** Start Records provided **

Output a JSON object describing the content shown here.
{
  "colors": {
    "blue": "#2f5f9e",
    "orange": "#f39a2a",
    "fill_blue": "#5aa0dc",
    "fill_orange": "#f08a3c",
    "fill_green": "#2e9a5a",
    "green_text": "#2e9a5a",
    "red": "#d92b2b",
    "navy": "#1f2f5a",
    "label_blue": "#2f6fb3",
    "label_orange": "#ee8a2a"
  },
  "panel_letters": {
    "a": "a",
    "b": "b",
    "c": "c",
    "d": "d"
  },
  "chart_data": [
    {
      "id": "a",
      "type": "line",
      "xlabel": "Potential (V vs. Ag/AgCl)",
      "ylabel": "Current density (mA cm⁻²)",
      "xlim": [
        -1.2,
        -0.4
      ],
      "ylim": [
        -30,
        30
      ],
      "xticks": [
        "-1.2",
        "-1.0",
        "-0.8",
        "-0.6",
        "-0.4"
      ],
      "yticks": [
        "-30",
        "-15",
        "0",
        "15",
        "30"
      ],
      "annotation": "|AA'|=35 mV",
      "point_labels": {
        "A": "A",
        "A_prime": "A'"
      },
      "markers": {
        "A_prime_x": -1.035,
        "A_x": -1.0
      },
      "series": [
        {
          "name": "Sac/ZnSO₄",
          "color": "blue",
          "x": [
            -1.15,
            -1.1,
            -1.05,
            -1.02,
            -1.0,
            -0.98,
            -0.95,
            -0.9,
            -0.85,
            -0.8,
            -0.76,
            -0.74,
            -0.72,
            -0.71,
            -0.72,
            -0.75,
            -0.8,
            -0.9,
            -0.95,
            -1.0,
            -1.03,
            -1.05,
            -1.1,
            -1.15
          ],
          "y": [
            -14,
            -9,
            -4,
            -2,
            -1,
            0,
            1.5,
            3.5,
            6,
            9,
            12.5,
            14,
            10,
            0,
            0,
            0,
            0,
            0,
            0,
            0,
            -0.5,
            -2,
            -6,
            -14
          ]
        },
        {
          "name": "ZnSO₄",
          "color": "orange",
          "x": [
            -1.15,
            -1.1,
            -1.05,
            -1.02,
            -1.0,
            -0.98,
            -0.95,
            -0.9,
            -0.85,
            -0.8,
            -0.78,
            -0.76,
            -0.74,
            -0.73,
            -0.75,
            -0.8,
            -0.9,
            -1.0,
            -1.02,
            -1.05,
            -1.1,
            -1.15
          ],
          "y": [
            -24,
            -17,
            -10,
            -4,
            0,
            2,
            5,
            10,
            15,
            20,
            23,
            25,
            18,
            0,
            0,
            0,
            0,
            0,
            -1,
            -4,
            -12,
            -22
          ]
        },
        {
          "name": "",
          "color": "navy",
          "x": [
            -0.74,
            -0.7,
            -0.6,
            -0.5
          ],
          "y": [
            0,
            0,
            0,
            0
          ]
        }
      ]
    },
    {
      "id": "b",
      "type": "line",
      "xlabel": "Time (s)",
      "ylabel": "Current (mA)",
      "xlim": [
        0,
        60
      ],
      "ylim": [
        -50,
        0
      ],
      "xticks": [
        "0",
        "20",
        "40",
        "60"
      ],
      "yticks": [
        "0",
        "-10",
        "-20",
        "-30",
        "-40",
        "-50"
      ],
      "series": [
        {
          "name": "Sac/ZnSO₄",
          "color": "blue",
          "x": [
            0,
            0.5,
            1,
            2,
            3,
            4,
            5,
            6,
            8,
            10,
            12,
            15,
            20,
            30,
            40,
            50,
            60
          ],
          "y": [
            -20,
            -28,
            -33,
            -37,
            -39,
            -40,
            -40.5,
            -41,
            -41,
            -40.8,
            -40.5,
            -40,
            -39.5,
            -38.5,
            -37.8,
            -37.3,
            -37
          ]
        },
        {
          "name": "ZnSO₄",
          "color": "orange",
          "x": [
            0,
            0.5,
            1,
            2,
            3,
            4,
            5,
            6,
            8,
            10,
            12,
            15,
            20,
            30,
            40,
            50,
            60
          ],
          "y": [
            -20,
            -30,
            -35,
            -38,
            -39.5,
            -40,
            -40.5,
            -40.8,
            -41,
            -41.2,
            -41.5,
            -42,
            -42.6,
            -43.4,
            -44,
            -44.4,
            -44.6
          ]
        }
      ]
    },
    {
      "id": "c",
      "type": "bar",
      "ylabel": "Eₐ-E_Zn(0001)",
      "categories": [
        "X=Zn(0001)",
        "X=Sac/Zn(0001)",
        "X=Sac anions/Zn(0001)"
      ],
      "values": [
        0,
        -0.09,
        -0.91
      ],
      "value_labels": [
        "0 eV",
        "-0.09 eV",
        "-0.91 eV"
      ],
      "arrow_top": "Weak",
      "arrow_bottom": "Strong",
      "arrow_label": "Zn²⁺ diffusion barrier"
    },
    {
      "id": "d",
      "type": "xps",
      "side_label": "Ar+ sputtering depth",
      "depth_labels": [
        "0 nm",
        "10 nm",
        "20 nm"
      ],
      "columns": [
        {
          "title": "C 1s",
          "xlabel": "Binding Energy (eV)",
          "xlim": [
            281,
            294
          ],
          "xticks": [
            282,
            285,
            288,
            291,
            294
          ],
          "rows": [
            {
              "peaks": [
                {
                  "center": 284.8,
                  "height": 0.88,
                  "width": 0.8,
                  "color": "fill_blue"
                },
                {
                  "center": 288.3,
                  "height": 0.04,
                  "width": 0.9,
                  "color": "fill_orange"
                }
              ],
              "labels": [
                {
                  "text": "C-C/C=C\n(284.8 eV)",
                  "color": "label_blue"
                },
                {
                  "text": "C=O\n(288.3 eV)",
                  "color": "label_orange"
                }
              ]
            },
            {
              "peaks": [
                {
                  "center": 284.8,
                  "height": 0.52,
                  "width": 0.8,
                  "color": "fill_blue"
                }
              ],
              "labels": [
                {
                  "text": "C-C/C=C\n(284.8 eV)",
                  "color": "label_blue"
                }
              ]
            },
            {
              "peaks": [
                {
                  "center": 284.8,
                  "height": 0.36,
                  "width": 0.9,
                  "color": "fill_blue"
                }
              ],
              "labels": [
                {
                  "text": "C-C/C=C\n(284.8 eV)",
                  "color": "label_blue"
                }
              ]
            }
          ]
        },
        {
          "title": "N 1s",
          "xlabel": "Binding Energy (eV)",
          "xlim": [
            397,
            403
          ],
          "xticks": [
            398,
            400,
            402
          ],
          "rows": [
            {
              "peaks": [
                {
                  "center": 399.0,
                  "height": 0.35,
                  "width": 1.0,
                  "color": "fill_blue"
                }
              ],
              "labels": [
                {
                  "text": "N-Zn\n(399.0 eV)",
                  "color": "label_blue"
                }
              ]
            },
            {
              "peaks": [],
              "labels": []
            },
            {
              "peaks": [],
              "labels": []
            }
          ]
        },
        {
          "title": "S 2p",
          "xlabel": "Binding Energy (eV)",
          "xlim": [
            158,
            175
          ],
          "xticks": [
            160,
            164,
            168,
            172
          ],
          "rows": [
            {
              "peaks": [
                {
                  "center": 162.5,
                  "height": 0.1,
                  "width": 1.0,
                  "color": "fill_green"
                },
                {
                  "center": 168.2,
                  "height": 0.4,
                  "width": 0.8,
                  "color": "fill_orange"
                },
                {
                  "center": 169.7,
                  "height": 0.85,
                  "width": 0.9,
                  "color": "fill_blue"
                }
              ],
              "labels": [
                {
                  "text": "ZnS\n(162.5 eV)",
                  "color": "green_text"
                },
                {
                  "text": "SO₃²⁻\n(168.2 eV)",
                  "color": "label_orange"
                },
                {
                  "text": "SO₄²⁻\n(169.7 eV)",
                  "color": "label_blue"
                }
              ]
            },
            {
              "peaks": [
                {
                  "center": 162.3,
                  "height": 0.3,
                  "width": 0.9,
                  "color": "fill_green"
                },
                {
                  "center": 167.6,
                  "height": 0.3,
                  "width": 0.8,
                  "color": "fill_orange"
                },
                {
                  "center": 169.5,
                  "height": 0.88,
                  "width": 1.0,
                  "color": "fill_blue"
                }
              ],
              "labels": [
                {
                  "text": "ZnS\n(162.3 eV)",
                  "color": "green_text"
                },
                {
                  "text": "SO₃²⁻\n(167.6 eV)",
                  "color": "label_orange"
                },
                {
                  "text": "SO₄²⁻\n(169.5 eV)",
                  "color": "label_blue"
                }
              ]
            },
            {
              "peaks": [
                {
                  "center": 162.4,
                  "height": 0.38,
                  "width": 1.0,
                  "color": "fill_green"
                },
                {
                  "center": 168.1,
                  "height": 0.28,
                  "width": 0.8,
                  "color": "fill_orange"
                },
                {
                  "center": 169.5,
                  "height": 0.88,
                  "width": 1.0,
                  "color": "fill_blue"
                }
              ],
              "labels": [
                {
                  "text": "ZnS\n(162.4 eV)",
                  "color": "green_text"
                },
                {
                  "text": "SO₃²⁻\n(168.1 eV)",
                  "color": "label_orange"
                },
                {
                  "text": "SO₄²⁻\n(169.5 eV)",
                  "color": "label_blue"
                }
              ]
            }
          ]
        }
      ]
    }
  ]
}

** End Records provided **

Problem statement: In the records above, how many lines contain the string "ylabel"? State that number only.

Correct answer: 3